Direction —
Collect all lines below with the string "一体化平台".

Excerpted data —
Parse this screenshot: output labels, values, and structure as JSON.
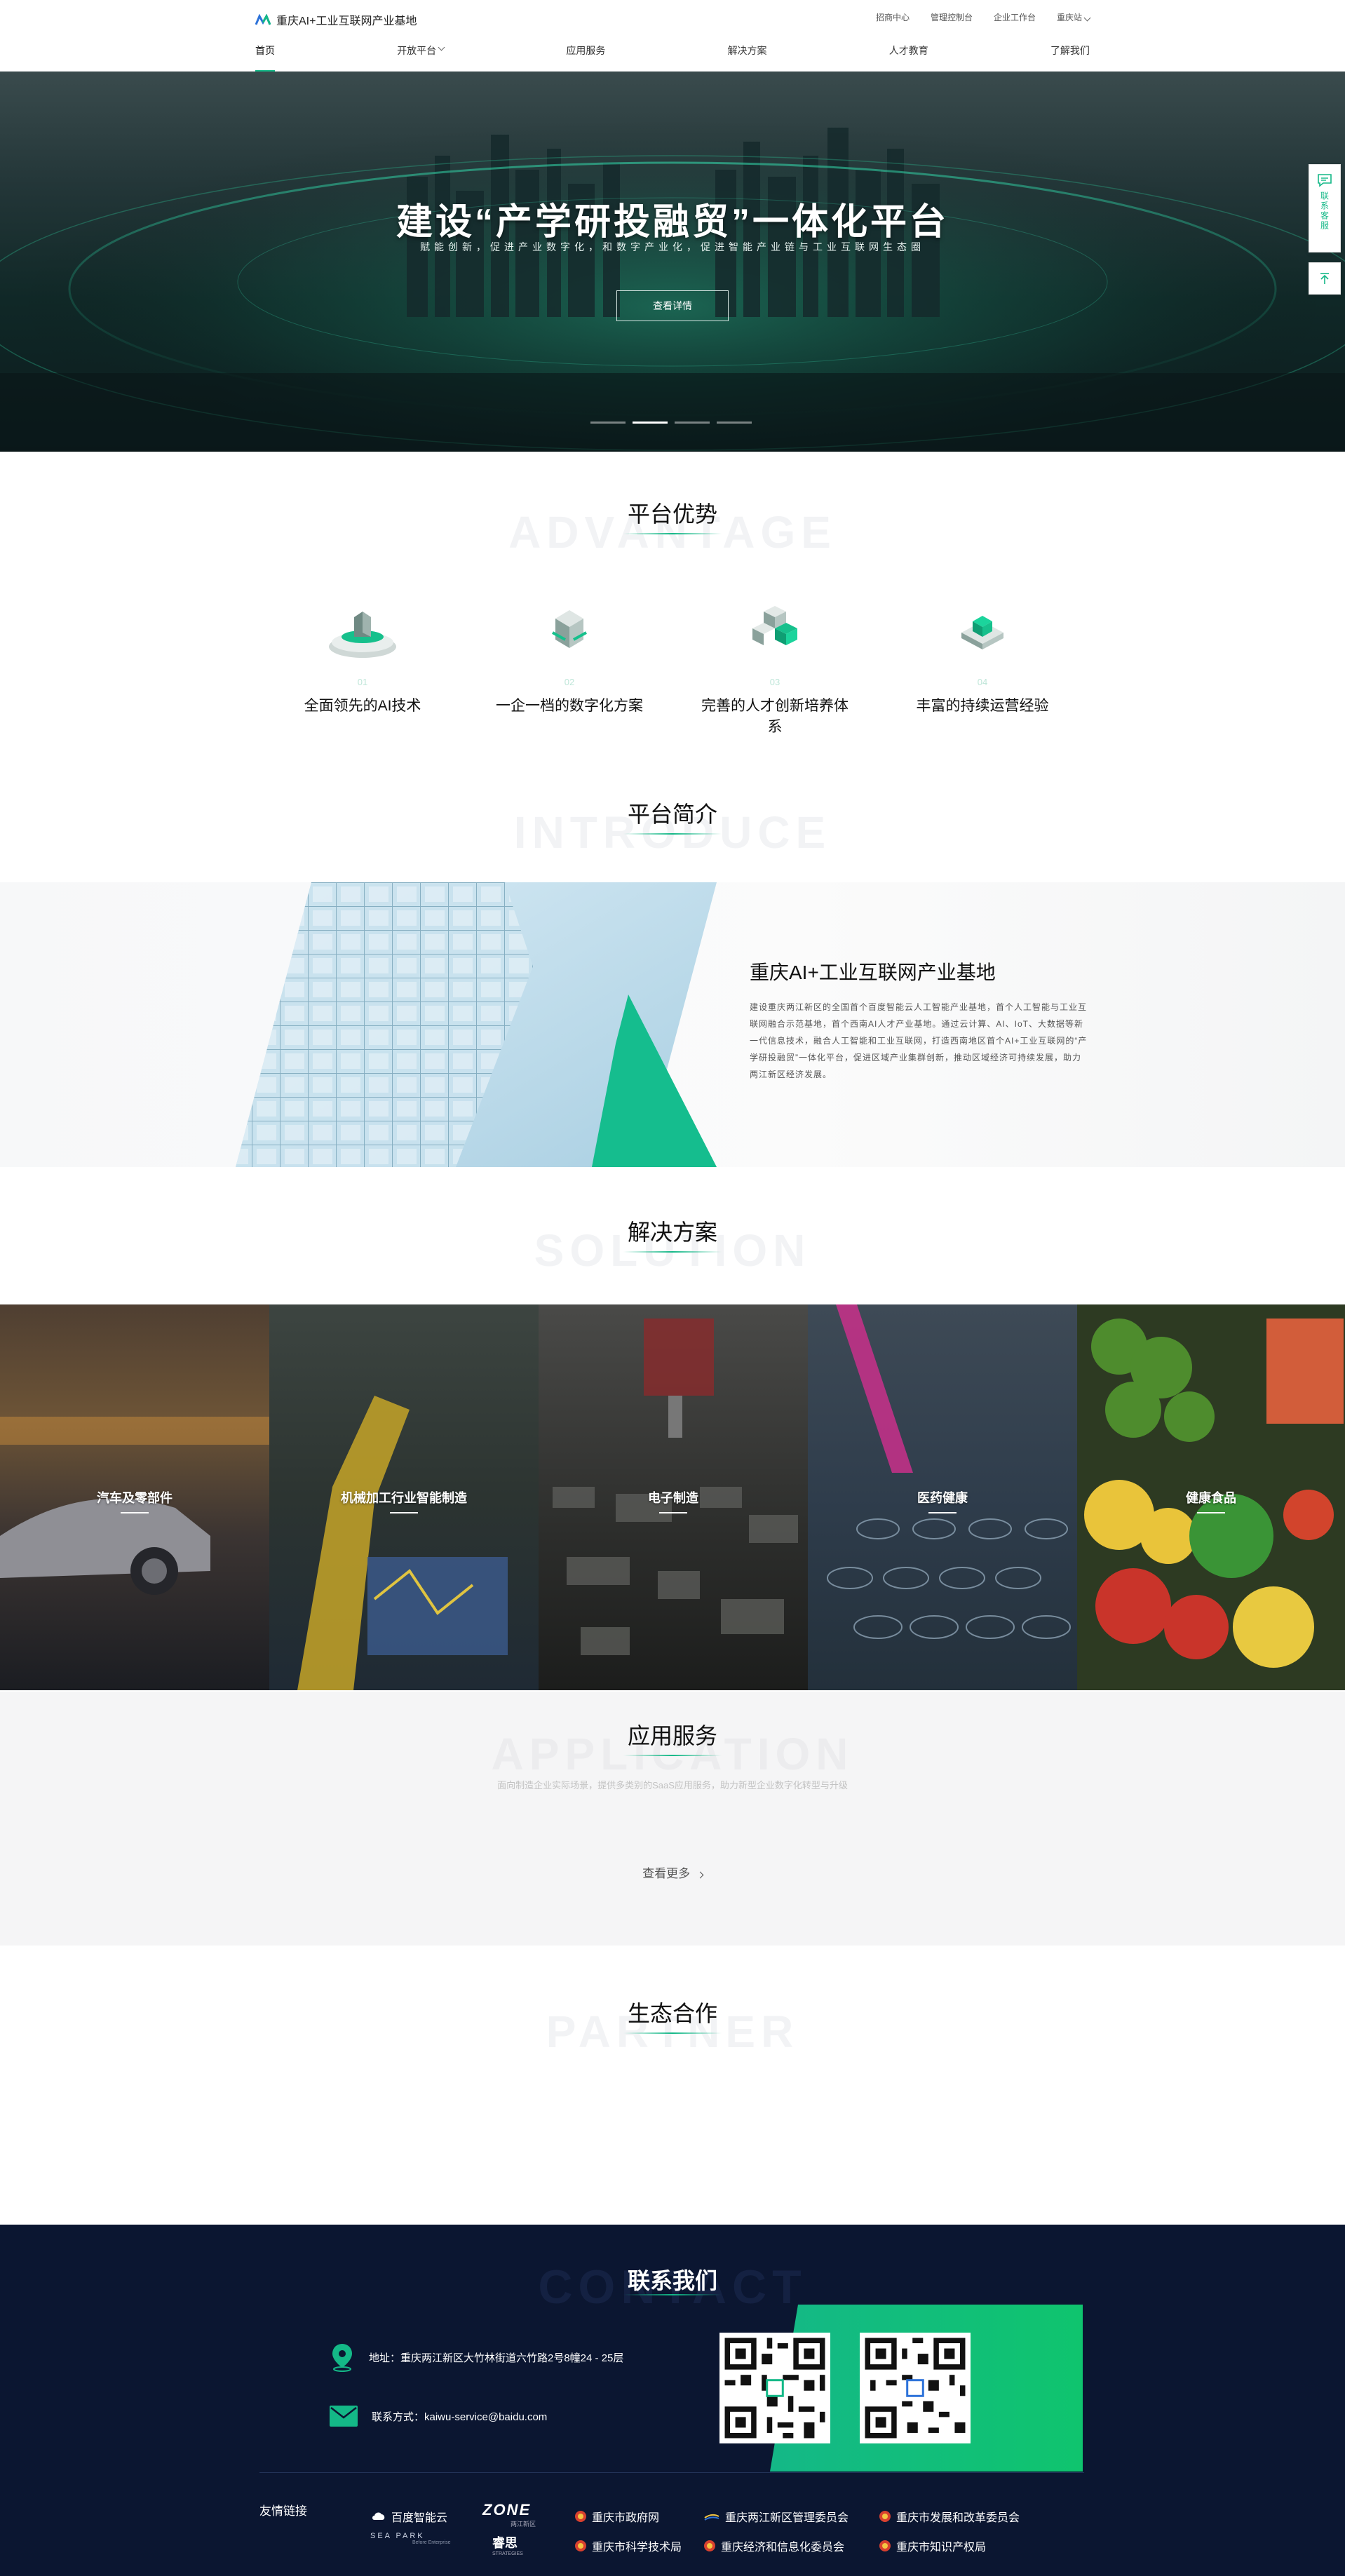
{
  "header": {
    "logo_text": "重庆AI+工业互联网产业基地",
    "top_links": [
      "招商中心",
      "管理控制台",
      "企业工作台",
      "重庆站"
    ],
    "nav": [
      {
        "label": "首页",
        "active": true
      },
      {
        "label": "开放平台",
        "has_dropdown": true
      },
      {
        "label": "应用服务"
      },
      {
        "label": "解决方案"
      },
      {
        "label": "人才教育"
      },
      {
        "label": "了解我们"
      }
    ]
  },
  "hero": {
    "title": "建设“产学研投融贸”一体化平台",
    "subtitle": "赋能创新，促进产业数字化，和数字产业化，促进智能产业链与工业互联网生态圈",
    "button": "查看详情",
    "slides": 4,
    "active_slide": 2
  },
  "float": {
    "service_label": "联系客服",
    "icons": [
      "chat-icon",
      "back-to-top-icon"
    ]
  },
  "advantage": {
    "title": "平台优势",
    "bg_text": "ADVANTAGE",
    "items": [
      {
        "num": "01",
        "label": "全面领先的AI技术"
      },
      {
        "num": "02",
        "label": "一企一档的数字化方案"
      },
      {
        "num": "03",
        "label": "完善的人才创新培养体系"
      },
      {
        "num": "04",
        "label": "丰富的持续运营经验"
      }
    ]
  },
  "intro": {
    "title": "平台简介",
    "bg_text": "INTRODUCE",
    "heading": "重庆AI+工业互联网产业基地",
    "text": "建设重庆两江新区的全国首个百度智能云人工智能产业基地，首个人工智能与工业互联网融合示范基地，首个西南AI人才产业基地。通过云计算、AI、IoT、大数据等新一代信息技术，融合人工智能和工业互联网，打造西南地区首个AI+工业互联网的“产学研投融贸”一体化平台，促进区域产业集群创新，推动区域经济可持续发展，助力两江新区经济发展。"
  },
  "solution": {
    "title": "解决方案",
    "bg_text": "SOLUTION",
    "items": [
      "汽车及零部件",
      "机械加工行业智能制造",
      "电子制造",
      "医药健康",
      "健康食品"
    ]
  },
  "application": {
    "title": "应用服务",
    "bg_text": "APPLICATION",
    "subtitle": "面向制造企业实际场景，提供多类别的SaaS应用服务，助力新型企业数字化转型与升级",
    "more": "查看更多"
  },
  "partner": {
    "title": "生态合作",
    "bg_text": "PARTNER"
  },
  "contact": {
    "title": "联系我们",
    "bg_text": "CONTACT",
    "address": "地址：重庆两江新区大竹林街道六竹路2号8幢24 - 25层",
    "email": "联系方式：kaiwu-service@baidu.com"
  },
  "friend_links": {
    "title": "友情链接",
    "items": [
      "百度智能云",
      "ZONE",
      "重庆市政府网",
      "重庆两江新区管理委员会",
      "重庆市发展和改革委员会",
      "SEA PARK",
      "睿思",
      "重庆市科学技术局",
      "重庆经济和信息化委员会",
      "重庆市知识产权局"
    ],
    "zone_sub": "两江新区",
    "seapark_sub": "Before Enterprise",
    "ruisi_sub": "STRATEGIES"
  },
  "colors": {
    "accent": "#14b887",
    "footer_bg": "#0b1631",
    "hero_dark": "#0b1b1d"
  }
}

Worked answer —
    "title": "建设“产学研投融贸”一体化平台",
    "text": "建设重庆两江新区的全国首个百度智能云人工智能产业基地，首个人工智能与工业互联网融合示范基地，首个西南AI人才产业基地。通过云计算、AI、IoT、大数据等新一代信息技术，融合人工智能和工业互联网，打造西南地区首个AI+工业互联网的“产学研投融贸”一体化平台，促进区域产业集群创新，推动区域经济可持续发展，助力两江新区经济发展。"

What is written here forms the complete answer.